### WHAT TO WORK ON
Which of the lines below include the word "catching"? Pull each one out.
*** THE DATA Section Begins ***
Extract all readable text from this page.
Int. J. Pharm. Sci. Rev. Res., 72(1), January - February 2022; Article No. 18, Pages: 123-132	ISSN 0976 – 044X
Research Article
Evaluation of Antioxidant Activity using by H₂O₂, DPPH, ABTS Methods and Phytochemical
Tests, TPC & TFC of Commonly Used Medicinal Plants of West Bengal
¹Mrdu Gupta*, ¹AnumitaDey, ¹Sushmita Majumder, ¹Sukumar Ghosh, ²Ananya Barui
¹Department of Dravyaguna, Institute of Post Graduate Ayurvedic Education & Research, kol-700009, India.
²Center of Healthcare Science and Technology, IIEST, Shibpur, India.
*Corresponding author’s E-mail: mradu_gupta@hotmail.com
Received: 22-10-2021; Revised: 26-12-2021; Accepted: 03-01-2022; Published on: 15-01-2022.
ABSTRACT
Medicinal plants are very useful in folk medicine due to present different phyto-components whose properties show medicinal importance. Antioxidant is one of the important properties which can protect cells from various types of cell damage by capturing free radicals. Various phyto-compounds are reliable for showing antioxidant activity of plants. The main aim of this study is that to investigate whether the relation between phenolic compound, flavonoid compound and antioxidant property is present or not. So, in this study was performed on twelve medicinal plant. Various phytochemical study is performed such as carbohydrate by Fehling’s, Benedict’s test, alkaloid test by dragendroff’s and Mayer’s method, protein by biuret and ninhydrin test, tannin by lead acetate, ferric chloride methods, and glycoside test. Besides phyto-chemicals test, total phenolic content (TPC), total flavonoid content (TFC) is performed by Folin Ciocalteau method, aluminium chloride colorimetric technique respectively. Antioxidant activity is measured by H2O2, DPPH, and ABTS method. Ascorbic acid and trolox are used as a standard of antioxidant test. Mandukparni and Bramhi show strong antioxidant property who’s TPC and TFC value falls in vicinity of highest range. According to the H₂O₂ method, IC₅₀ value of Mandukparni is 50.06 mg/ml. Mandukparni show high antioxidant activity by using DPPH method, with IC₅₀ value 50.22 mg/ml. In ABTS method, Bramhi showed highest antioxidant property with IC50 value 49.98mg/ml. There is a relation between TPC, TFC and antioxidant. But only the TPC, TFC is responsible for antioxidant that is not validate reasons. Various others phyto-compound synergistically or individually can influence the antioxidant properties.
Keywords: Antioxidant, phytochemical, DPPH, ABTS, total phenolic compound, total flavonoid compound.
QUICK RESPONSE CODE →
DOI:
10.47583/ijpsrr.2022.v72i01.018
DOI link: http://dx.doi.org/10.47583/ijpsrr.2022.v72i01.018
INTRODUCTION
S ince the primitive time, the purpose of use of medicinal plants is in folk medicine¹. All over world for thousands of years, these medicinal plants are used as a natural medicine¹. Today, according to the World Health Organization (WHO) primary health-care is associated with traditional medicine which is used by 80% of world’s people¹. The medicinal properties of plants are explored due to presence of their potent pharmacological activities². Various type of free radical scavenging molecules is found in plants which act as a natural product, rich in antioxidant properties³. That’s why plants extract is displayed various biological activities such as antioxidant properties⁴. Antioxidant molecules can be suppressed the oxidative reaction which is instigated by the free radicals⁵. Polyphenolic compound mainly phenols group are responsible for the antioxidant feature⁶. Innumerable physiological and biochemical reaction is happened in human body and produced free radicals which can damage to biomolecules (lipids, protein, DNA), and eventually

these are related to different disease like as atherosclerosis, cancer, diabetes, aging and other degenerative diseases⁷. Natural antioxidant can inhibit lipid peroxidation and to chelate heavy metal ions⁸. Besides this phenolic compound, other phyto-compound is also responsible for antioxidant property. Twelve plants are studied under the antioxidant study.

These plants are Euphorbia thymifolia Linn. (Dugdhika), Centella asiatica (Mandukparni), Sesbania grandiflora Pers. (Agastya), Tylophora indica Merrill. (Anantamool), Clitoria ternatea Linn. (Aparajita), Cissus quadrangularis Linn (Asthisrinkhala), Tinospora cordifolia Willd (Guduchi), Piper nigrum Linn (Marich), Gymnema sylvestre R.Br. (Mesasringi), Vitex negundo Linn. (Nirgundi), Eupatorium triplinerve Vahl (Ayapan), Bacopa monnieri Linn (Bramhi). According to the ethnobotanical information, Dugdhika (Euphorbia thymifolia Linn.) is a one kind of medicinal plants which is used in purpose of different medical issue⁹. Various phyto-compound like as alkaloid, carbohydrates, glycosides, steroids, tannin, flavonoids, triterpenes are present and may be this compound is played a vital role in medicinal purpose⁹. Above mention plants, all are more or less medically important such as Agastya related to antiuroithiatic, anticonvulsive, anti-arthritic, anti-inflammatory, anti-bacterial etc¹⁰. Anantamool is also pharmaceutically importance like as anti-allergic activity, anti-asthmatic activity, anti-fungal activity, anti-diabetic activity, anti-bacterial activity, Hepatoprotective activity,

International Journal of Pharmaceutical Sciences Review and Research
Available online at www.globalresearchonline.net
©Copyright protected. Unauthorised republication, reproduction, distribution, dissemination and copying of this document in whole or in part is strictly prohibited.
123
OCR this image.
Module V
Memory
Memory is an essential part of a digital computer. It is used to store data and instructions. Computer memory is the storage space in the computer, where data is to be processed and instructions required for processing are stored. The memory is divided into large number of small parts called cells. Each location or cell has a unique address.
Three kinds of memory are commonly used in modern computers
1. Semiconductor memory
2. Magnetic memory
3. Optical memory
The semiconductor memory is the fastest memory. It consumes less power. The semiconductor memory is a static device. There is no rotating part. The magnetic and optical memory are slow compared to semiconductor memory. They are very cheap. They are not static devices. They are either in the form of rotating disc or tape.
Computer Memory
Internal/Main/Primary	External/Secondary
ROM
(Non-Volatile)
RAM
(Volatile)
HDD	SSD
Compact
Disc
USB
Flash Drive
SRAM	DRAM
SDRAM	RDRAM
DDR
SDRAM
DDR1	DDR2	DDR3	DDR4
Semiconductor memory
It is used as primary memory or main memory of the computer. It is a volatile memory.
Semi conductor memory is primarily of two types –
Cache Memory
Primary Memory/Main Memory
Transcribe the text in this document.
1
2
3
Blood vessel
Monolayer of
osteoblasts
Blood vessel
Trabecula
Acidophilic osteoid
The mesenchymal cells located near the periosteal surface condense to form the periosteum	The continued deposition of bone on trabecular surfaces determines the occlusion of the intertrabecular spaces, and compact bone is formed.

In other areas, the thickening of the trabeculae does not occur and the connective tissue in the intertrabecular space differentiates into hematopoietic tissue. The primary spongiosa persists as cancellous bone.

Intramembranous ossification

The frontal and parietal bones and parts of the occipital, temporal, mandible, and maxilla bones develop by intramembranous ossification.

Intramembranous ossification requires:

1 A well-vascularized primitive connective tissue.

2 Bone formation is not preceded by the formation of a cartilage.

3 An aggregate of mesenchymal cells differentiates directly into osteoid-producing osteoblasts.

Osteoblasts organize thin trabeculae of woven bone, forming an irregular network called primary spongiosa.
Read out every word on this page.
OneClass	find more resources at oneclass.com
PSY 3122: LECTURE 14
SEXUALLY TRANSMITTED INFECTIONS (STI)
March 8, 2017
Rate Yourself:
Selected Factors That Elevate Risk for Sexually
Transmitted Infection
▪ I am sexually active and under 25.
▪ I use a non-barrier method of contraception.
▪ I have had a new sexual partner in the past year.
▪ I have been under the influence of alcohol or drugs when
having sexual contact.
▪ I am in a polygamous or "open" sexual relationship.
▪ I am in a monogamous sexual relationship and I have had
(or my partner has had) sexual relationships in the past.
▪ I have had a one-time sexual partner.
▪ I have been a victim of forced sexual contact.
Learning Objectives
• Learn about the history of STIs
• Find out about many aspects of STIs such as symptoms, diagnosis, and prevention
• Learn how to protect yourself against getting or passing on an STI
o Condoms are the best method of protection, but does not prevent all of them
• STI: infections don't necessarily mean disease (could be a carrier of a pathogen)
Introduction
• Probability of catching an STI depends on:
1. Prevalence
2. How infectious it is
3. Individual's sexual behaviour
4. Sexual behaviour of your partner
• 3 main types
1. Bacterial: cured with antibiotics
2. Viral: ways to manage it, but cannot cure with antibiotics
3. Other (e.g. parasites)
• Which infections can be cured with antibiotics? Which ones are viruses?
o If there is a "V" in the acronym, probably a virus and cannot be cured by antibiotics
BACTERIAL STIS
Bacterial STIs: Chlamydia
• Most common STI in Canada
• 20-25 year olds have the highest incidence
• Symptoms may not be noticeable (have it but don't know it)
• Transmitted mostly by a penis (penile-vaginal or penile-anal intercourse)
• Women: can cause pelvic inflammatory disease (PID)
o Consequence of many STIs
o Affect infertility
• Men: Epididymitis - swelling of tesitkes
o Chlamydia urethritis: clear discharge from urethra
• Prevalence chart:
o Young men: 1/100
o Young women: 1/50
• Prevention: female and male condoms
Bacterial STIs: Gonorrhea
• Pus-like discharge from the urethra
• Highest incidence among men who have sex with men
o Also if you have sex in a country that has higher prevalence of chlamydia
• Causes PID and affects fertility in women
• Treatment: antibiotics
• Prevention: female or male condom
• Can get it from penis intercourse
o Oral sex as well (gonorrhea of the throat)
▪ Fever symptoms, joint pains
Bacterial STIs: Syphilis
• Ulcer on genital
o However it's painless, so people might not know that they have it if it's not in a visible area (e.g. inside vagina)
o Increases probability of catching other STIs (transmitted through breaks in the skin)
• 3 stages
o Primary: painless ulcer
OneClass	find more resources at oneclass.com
*** THE DATA Section Ends ***
### OUTPUT FOR THIS EXERCISE
• Probability of catching an STI depends on:
o Increases probability of catching other STIs (transmitted through breaks in the skin)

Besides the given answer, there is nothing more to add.